[What is expected]
Write the data below out exactly as it stands. Do not include the pictures.

# Exercise data start

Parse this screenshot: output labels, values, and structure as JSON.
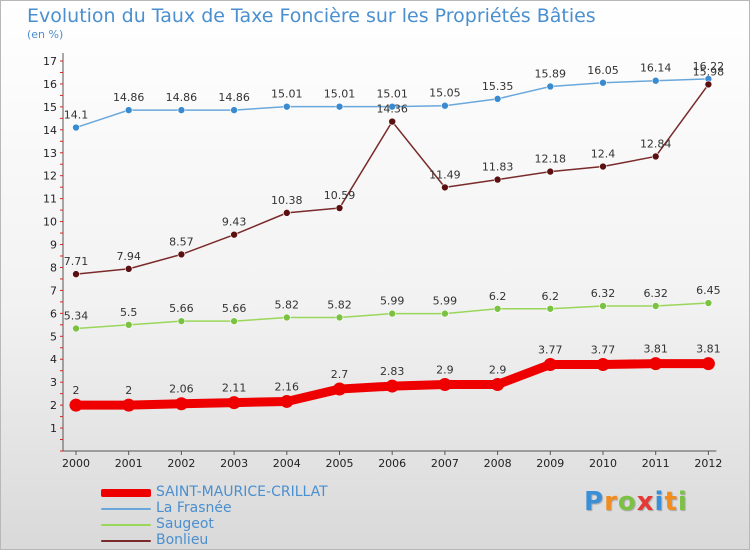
{
  "title": "Evolution du Taux de Taxe Foncière sur les Propriétés Bâties",
  "unit_label": "(en %)",
  "logo": {
    "text": "Proxiti",
    "letter_colors": [
      "#3a8fd6",
      "#f28c1e",
      "#7cc242",
      "#e53935",
      "#3a8fd6",
      "#f28c1e",
      "#7cc242"
    ]
  },
  "chart_data": {
    "type": "line",
    "title": "Evolution du Taux de Taxe Foncière sur les Propriétés Bâties",
    "ylabel": "(en %)",
    "xlabel": "",
    "x": [
      "2000",
      "2001",
      "2002",
      "2003",
      "2004",
      "2005",
      "2006",
      "2007",
      "2008",
      "2009",
      "2010",
      "2011",
      "2012"
    ],
    "ylim": [
      0,
      17
    ],
    "yticks": [
      1,
      2,
      3,
      4,
      5,
      6,
      7,
      8,
      9,
      10,
      11,
      12,
      13,
      14,
      15,
      16,
      17
    ],
    "grid": false,
    "legend_position": "bottom-left",
    "series": [
      {
        "name": "SAINT-MAURICE-CRILLAT",
        "color": "#ee0000",
        "emphasis": "thick",
        "values": [
          2,
          2,
          2.06,
          2.11,
          2.16,
          2.7,
          2.83,
          2.9,
          2.9,
          3.77,
          3.77,
          3.81,
          3.81
        ],
        "labels": [
          "2",
          "2",
          "2.06",
          "2.11",
          "2.16",
          "2.7",
          "2.83",
          "2.9",
          "2.9",
          "3.77",
          "3.77",
          "3.81",
          "3.81"
        ]
      },
      {
        "name": "La Frasnée",
        "color": "#6aa8dc",
        "marker_color": "#3a8ad0",
        "values": [
          14.1,
          14.86,
          14.86,
          14.86,
          15.01,
          15.01,
          15.01,
          15.05,
          15.35,
          15.89,
          16.05,
          16.14,
          16.22
        ],
        "labels": [
          "14.1",
          "14.86",
          "14.86",
          "14.86",
          "15.01",
          "15.01",
          "15.01",
          "15.05",
          "15.35",
          "15.89",
          "16.05",
          "16.14",
          "16.22"
        ]
      },
      {
        "name": "Saugeot",
        "color": "#9ad65a",
        "marker_color": "#7cc242",
        "values": [
          5.34,
          5.5,
          5.66,
          5.66,
          5.82,
          5.82,
          5.99,
          5.99,
          6.2,
          6.2,
          6.32,
          6.32,
          6.45
        ],
        "labels": [
          "5.34",
          "5.5",
          "5.66",
          "5.66",
          "5.82",
          "5.82",
          "5.99",
          "5.99",
          "6.2",
          "6.2",
          "6.32",
          "6.32",
          "6.45"
        ]
      },
      {
        "name": "Bonlieu",
        "color": "#7a2a2a",
        "marker_color": "#5a1010",
        "values": [
          7.71,
          7.94,
          8.57,
          9.43,
          10.38,
          10.59,
          14.36,
          11.49,
          11.83,
          12.18,
          12.4,
          12.84,
          15.98
        ],
        "labels": [
          "7.71",
          "7.94",
          "8.57",
          "9.43",
          "10.38",
          "10.59",
          "14.36",
          "11.49",
          "11.83",
          "12.18",
          "12.4",
          "12.84",
          "15.98"
        ]
      }
    ]
  }
}
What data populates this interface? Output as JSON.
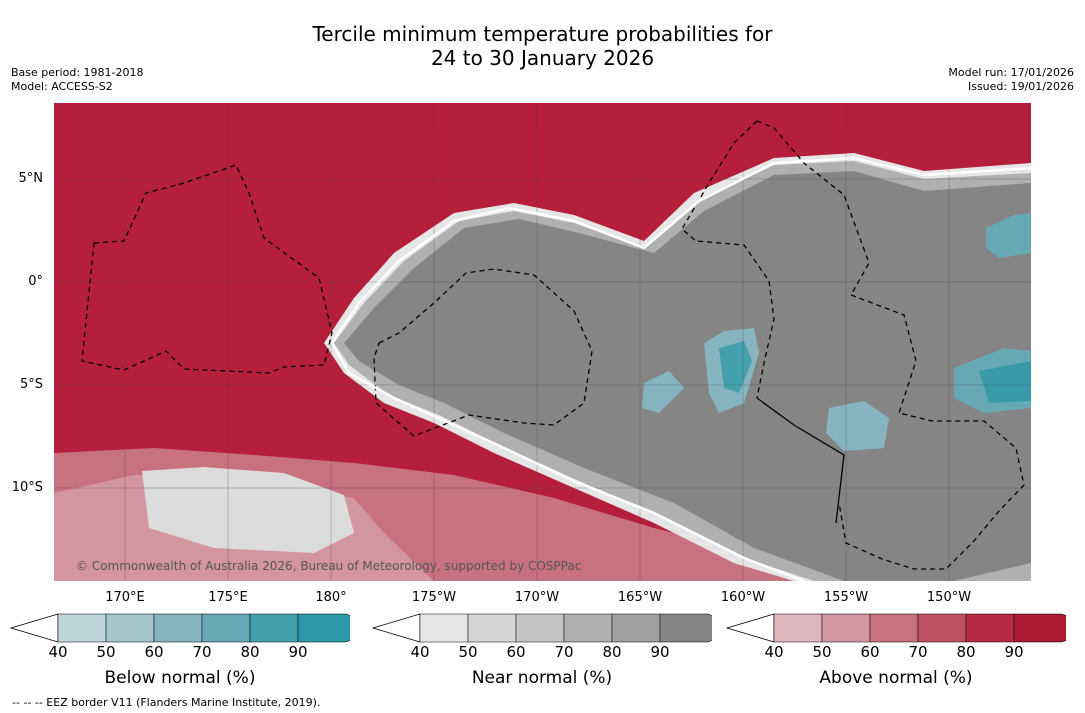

# Exercise data end

[Response]
Parse this screenshot: output labels, values, and structure as JSON.
{
  "title": "Evolution du Taux de Taxe Foncière sur les Propriétés Bâties",
  "unit_label": "(en %)",
  "logo": {
    "text": "Proxiti",
    "letter_colors": [
      "#3a8fd6",
      "#f28c1e",
      "#7cc242",
      "#e53935",
      "#3a8fd6",
      "#f28c1e",
      "#7cc242"
    ]
  },
  "chart_data": {
    "type": "line",
    "title": "Evolution du Taux de Taxe Foncière sur les Propriétés Bâties",
    "ylabel": "(en %)",
    "xlabel": "",
    "x": [
      "2000",
      "2001",
      "2002",
      "2003",
      "2004",
      "2005",
      "2006",
      "2007",
      "2008",
      "2009",
      "2010",
      "2011",
      "2012"
    ],
    "ylim": [
      0,
      17
    ],
    "yticks": [
      1,
      2,
      3,
      4,
      5,
      6,
      7,
      8,
      9,
      10,
      11,
      12,
      13,
      14,
      15,
      16,
      17
    ],
    "grid": false,
    "legend_position": "bottom-left",
    "series": [
      {
        "name": "SAINT-MAURICE-CRILLAT",
        "color": "#ee0000",
        "emphasis": "thick",
        "values": [
          2,
          2,
          2.06,
          2.11,
          2.16,
          2.7,
          2.83,
          2.9,
          2.9,
          3.77,
          3.77,
          3.81,
          3.81
        ],
        "labels": [
          "2",
          "2",
          "2.06",
          "2.11",
          "2.16",
          "2.7",
          "2.83",
          "2.9",
          "2.9",
          "3.77",
          "3.77",
          "3.81",
          "3.81"
        ]
      },
      {
        "name": "La Frasnée",
        "color": "#6aa8dc",
        "marker_color": "#3a8ad0",
        "values": [
          14.1,
          14.86,
          14.86,
          14.86,
          15.01,
          15.01,
          15.01,
          15.05,
          15.35,
          15.89,
          16.05,
          16.14,
          16.22
        ],
        "labels": [
          "14.1",
          "14.86",
          "14.86",
          "14.86",
          "15.01",
          "15.01",
          "15.01",
          "15.05",
          "15.35",
          "15.89",
          "16.05",
          "16.14",
          "16.22"
        ]
      },
      {
        "name": "Saugeot",
        "color": "#9ad65a",
        "marker_color": "#7cc242",
        "values": [
          5.34,
          5.5,
          5.66,
          5.66,
          5.82,
          5.82,
          5.99,
          5.99,
          6.2,
          6.2,
          6.32,
          6.32,
          6.45
        ],
        "labels": [
          "5.34",
          "5.5",
          "5.66",
          "5.66",
          "5.82",
          "5.82",
          "5.99",
          "5.99",
          "6.2",
          "6.2",
          "6.32",
          "6.32",
          "6.45"
        ]
      },
      {
        "name": "Bonlieu",
        "color": "#7a2a2a",
        "marker_color": "#5a1010",
        "values": [
          7.71,
          7.94,
          8.57,
          9.43,
          10.38,
          10.59,
          14.36,
          11.49,
          11.83,
          12.18,
          12.4,
          12.84,
          15.98
        ],
        "labels": [
          "7.71",
          "7.94",
          "8.57",
          "9.43",
          "10.38",
          "10.59",
          "14.36",
          "11.49",
          "11.83",
          "12.18",
          "12.4",
          "12.84",
          "15.98"
        ]
      }
    ]
  }
}
What data populates this interface? Output as JSON.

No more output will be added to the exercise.